Set exercise:
Copy every line of the data exactly, leaving nothing out.

═════ Dataset extract ═════

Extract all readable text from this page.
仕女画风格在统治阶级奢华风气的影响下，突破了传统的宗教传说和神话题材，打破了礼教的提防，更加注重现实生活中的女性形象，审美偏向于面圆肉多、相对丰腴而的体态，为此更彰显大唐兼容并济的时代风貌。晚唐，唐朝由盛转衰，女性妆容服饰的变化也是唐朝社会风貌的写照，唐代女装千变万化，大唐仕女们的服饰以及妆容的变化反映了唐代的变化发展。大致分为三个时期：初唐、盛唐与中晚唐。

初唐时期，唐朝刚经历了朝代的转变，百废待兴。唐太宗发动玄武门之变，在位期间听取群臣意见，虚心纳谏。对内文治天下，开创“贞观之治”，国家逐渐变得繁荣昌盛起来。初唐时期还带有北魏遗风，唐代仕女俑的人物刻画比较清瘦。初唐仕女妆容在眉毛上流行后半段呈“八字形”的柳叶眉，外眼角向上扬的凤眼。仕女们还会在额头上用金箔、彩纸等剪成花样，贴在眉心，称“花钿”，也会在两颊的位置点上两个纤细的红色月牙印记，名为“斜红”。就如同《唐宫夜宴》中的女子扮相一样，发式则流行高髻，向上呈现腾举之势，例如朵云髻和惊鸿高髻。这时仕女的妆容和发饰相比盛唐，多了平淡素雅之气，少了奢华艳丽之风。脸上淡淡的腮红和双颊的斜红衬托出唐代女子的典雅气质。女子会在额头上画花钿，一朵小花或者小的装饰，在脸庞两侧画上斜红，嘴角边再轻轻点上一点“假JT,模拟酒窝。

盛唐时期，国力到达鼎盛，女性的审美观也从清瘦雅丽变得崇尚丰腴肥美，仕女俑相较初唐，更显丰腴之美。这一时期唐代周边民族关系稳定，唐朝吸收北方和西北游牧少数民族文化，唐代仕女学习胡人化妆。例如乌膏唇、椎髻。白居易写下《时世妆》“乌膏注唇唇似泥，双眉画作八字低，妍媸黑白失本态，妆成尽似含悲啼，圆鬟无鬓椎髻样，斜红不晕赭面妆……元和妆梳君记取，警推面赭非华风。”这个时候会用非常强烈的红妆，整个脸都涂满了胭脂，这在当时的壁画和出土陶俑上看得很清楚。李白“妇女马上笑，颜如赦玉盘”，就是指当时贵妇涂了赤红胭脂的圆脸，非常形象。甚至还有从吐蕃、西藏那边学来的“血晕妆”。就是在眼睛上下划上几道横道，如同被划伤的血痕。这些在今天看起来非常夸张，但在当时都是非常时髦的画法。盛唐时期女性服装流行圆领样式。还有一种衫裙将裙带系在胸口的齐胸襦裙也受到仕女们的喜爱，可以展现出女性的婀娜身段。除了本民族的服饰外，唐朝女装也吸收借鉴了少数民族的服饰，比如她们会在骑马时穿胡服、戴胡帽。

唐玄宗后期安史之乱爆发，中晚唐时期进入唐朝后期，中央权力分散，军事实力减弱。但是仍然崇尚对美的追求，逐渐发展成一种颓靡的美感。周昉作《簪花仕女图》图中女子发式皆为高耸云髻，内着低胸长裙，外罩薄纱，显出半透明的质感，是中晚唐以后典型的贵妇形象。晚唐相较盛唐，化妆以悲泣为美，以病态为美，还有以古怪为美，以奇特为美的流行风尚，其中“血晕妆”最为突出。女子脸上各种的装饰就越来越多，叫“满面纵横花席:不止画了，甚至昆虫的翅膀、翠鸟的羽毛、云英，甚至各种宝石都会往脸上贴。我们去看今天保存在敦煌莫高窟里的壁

═════

Task result:
Extract all readable text from this page.
仕女画风格在统治阶级奢华风气的影响下，突破了传统的宗教传说和神话题材，打破了礼教的提防，更加注重现实生活中的女性形象，审美偏向于面圆肉多、相对丰腴而的体态，为此更彰显大唐兼容并济的时代风貌。晚唐，唐朝由盛转衰，女性妆容服饰的变化也是唐朝社会风貌的写照，唐代女装千变万化，大唐仕女们的服饰以及妆容的变化反映了唐代的变化发展。大致分为三个时期：初唐、盛唐与中晚唐。

初唐时期，唐朝刚经历了朝代的转变，百废待兴。唐太宗发动玄武门之变，在位期间听取群臣意见，虚心纳谏。对内文治天下，开创“贞观之治”，国家逐渐变得繁荣昌盛起来。初唐时期还带有北魏遗风，唐代仕女俑的人物刻画比较清瘦。初唐仕女妆容在眉毛上流行后半段呈“八字形”的柳叶眉，外眼角向上扬的凤眼。仕女们还会在额头上用金箔、彩纸等剪成花样，贴在眉心，称“花钿”，也会在两颊的位置点上两个纤细的红色月牙印记，名为“斜红”。就如同《唐宫夜宴》中的女子扮相一样，发式则流行高髻，向上呈现腾举之势，例如朵云髻和惊鸿高髻。这时仕女的妆容和发饰相比盛唐，多了平淡素雅之气，少了奢华艳丽之风。脸上淡淡的腮红和双颊的斜红衬托出唐代女子的典雅气质。女子会在额头上画花钿，一朵小花或者小的装饰，在脸庞两侧画上斜红，嘴角边再轻轻点上一点“假JT,模拟酒窝。

盛唐时期，国力到达鼎盛，女性的审美观也从清瘦雅丽变得崇尚丰腴肥美，仕女俑相较初唐，更显丰腴之美。这一时期唐代周边民族关系稳定，唐朝吸收北方和西北游牧少数民族文化，唐代仕女学习胡人化妆。例如乌膏唇、椎髻。白居易写下《时世妆》“乌膏注唇唇似泥，双眉画作八字低，妍媸黑白失本态，妆成尽似含悲啼，圆鬟无鬓椎髻样，斜红不晕赭面妆……元和妆梳君记取，警推面赭非华风。”这个时候会用非常强烈的红妆，整个脸都涂满了胭脂，这在当时的壁画和出土陶俑上看得很清楚。李白“妇女马上笑，颜如赦玉盘”，就是指当时贵妇涂了赤红胭脂的圆脸，非常形象。甚至还有从吐蕃、西藏那边学来的“血晕妆”。就是在眼睛上下划上几道横道，如同被划伤的血痕。这些在今天看起来非常夸张，但在当时都是非常时髦的画法。盛唐时期女性服装流行圆领样式。还有一种衫裙将裙带系在胸口的齐胸襦裙也受到仕女们的喜爱，可以展现出女性的婀娜身段。除了本民族的服饰外，唐朝女装也吸收借鉴了少数民族的服饰，比如她们会在骑马时穿胡服、戴胡帽。

唐玄宗后期安史之乱爆发，中晚唐时期进入唐朝后期，中央权力分散，军事实力减弱。但是仍然崇尚对美的追求，逐渐发展成一种颓靡的美感。周昉作《簪花仕女图》图中女子发式皆为高耸云髻，内着低胸长裙，外罩薄纱，显出半透明的质感，是中晚唐以后典型的贵妇形象。晚唐相较盛唐，化妆以悲泣为美，以病态为美，还有以古怪为美，以奇特为美的流行风尚，其中“血晕妆”最为突出。女子脸上各种的装饰就越来越多，叫“满面纵横花席:不止画了，甚至昆虫的翅膀、翠鸟的羽毛、云英，甚至各种宝石都会往脸上贴。我们去看今天保存在敦煌莫高窟里的壁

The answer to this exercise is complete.